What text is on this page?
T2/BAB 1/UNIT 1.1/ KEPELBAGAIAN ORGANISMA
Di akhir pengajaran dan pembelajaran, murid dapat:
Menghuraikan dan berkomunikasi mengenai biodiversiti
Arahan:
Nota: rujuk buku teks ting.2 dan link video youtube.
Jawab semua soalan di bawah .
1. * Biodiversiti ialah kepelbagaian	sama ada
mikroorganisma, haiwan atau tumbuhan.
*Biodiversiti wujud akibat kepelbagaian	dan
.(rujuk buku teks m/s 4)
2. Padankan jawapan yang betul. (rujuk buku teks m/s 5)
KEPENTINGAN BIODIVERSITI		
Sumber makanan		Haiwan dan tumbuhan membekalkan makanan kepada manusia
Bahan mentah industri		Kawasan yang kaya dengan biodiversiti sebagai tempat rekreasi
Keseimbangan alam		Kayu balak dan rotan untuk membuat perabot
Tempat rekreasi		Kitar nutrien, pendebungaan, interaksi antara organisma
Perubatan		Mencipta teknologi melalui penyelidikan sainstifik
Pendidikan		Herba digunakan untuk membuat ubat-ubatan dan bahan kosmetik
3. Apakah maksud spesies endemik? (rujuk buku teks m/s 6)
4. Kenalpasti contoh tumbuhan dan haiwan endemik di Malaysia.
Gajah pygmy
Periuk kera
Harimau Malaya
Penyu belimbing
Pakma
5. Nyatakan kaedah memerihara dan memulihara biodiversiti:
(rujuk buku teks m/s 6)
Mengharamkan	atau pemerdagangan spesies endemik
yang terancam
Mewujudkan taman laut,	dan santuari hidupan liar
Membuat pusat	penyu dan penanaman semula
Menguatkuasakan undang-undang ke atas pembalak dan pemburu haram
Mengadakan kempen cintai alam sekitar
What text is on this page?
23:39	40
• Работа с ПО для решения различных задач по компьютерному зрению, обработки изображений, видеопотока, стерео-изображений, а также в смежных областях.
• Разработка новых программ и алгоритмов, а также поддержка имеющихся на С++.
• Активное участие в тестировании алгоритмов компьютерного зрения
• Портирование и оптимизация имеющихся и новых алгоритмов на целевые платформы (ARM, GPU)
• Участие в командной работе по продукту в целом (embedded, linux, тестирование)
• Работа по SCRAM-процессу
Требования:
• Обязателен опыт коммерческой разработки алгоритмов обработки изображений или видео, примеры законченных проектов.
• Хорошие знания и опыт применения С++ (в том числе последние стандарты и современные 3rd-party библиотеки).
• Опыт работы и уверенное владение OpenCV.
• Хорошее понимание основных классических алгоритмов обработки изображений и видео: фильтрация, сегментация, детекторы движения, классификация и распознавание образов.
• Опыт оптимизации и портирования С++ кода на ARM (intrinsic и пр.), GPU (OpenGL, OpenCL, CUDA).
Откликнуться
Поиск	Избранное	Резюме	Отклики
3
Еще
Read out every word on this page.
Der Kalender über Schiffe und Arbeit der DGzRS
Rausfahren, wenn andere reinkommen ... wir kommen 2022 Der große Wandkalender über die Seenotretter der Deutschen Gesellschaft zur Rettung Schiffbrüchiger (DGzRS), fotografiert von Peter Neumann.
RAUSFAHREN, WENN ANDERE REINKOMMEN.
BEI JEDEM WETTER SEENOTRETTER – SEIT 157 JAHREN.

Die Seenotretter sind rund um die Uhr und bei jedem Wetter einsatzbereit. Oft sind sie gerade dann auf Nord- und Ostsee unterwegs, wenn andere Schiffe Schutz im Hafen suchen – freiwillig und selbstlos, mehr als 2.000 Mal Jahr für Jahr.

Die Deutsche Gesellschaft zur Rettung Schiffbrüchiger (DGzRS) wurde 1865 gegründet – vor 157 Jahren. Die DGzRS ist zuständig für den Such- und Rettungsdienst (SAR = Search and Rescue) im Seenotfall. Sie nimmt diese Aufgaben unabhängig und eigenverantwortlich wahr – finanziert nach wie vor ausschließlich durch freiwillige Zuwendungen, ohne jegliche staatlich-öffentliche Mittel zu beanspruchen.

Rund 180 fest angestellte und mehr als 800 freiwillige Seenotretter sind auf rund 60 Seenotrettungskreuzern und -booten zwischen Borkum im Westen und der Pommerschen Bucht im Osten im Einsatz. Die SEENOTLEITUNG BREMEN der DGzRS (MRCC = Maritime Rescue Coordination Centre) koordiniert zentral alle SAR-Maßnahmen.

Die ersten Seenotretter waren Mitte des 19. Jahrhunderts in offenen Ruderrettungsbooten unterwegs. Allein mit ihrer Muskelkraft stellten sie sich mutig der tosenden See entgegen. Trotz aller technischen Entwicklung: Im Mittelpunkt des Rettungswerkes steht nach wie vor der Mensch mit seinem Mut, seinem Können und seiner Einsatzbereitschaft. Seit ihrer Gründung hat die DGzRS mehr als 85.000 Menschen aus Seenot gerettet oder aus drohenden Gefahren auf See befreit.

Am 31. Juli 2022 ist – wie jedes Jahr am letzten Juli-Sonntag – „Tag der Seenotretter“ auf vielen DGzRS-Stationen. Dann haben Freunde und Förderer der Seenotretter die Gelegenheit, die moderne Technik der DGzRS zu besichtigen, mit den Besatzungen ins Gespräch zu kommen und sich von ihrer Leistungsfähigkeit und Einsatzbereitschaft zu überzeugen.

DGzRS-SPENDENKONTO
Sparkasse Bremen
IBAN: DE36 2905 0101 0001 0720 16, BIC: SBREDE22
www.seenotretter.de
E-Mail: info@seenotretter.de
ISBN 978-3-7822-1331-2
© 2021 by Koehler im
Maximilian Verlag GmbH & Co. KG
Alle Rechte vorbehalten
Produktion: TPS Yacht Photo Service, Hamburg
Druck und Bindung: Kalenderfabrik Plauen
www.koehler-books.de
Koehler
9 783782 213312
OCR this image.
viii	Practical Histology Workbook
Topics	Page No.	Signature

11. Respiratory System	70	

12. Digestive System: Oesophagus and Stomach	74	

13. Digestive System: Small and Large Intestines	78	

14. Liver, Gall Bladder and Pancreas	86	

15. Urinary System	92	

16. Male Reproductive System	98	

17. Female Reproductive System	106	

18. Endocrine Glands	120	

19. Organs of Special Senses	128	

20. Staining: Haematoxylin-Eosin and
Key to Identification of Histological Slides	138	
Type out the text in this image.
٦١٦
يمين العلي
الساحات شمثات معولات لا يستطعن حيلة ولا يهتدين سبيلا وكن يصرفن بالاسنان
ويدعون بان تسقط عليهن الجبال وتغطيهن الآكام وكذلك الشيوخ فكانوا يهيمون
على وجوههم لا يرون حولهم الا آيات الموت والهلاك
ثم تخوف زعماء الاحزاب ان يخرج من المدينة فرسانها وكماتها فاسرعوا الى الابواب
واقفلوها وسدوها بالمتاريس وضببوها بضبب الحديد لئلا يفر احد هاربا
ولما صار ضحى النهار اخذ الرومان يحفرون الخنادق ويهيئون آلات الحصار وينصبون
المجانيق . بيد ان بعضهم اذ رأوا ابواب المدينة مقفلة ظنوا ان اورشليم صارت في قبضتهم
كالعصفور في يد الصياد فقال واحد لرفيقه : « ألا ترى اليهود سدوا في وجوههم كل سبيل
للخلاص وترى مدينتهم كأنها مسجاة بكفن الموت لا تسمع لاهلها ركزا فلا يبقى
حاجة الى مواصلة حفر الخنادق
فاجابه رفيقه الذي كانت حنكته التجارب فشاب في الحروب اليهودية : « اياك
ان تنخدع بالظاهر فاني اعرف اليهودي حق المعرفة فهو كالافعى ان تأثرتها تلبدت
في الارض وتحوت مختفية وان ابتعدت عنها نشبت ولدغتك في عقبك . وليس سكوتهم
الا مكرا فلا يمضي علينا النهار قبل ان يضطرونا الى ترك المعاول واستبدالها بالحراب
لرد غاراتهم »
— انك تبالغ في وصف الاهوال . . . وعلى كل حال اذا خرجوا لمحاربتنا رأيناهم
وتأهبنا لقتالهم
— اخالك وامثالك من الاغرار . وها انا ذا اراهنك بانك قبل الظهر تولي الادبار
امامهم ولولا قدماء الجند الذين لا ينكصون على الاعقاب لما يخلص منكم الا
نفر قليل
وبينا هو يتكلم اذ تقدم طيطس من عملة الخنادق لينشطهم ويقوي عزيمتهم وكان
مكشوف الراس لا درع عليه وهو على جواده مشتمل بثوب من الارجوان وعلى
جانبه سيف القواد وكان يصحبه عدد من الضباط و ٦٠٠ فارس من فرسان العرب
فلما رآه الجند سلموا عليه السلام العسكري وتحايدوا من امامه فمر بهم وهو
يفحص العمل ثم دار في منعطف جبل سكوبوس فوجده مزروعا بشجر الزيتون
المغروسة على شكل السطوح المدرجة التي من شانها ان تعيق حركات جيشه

- - - - - - -

Return, from the data, each line that has the word "وجوههم" in it.

على وجوههم لا يرون حولهم الا آيات الموت والهلاك
كالعصفور في يد الصياد فقال واحد لرفيقه : « ألا ترى اليهود سدوا في وجوههم كل سبيل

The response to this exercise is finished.